• [WHAT THIS TASK INVOLVES] Omit every picture while repeating the entries exactly.

Dataset records:
—————

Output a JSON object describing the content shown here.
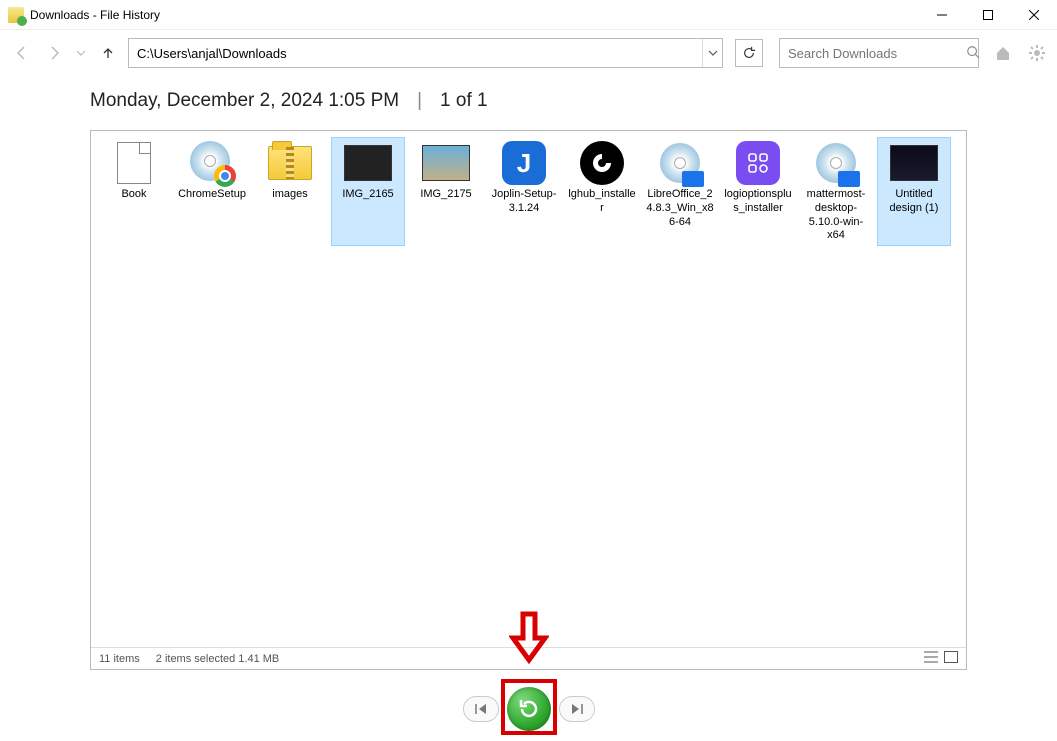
{
  "window": {
    "title": "Downloads - File History"
  },
  "toolbar": {
    "path": "C:\\Users\\anjal\\Downloads",
    "search_placeholder": "Search Downloads"
  },
  "header": {
    "timestamp": "Monday, December 2, 2024 1:05 PM",
    "position": "1 of 1"
  },
  "files": [
    {
      "name": "Book",
      "icon": "doc",
      "selected": false
    },
    {
      "name": "ChromeSetup",
      "icon": "chrome-installer",
      "selected": false
    },
    {
      "name": "images",
      "icon": "zip-folder",
      "selected": false
    },
    {
      "name": "IMG_2165",
      "icon": "img-dark",
      "selected": true
    },
    {
      "name": "IMG_2175",
      "icon": "img-light",
      "selected": false
    },
    {
      "name": "Joplin-Setup-3.1.24",
      "icon": "joplin",
      "selected": false
    },
    {
      "name": "lghub_installer",
      "icon": "lghub",
      "selected": false
    },
    {
      "name": "LibreOffice_24.8.3_Win_x86-64",
      "icon": "disc-blue",
      "selected": false
    },
    {
      "name": "logioptionsplus_installer",
      "icon": "logi-options",
      "selected": false
    },
    {
      "name": "mattermost-desktop-5.10.0-win-x64",
      "icon": "disc-blue",
      "selected": false
    },
    {
      "name": "Untitled design (1)",
      "icon": "img-dark2",
      "selected": true
    }
  ],
  "status": {
    "item_count": "11 items",
    "selection": "2 items selected  1.41 MB"
  }
}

—————

• [EXERCISE RESULT]
Output a JSON object describing the content shown here.
{
  "window": {
    "title": "Downloads - File History"
  },
  "toolbar": {
    "path": "C:\\Users\\anjal\\Downloads",
    "search_placeholder": "Search Downloads"
  },
  "header": {
    "timestamp": "Monday, December 2, 2024 1:05 PM",
    "position": "1 of 1"
  },
  "files": [
    {
      "name": "Book",
      "icon": "doc",
      "selected": false
    },
    {
      "name": "ChromeSetup",
      "icon": "chrome-installer",
      "selected": false
    },
    {
      "name": "images",
      "icon": "zip-folder",
      "selected": false
    },
    {
      "name": "IMG_2165",
      "icon": "img-dark",
      "selected": true
    },
    {
      "name": "IMG_2175",
      "icon": "img-light",
      "selected": false
    },
    {
      "name": "Joplin-Setup-3.1.24",
      "icon": "joplin",
      "selected": false
    },
    {
      "name": "lghub_installer",
      "icon": "lghub",
      "selected": false
    },
    {
      "name": "LibreOffice_24.8.3_Win_x86-64",
      "icon": "disc-blue",
      "selected": false
    },
    {
      "name": "logioptionsplus_installer",
      "icon": "logi-options",
      "selected": false
    },
    {
      "name": "mattermost-desktop-5.10.0-win-x64",
      "icon": "disc-blue",
      "selected": false
    },
    {
      "name": "Untitled design (1)",
      "icon": "img-dark2",
      "selected": true
    }
  ],
  "status": {
    "item_count": "11 items",
    "selection": "2 items selected  1.41 MB"
  }
}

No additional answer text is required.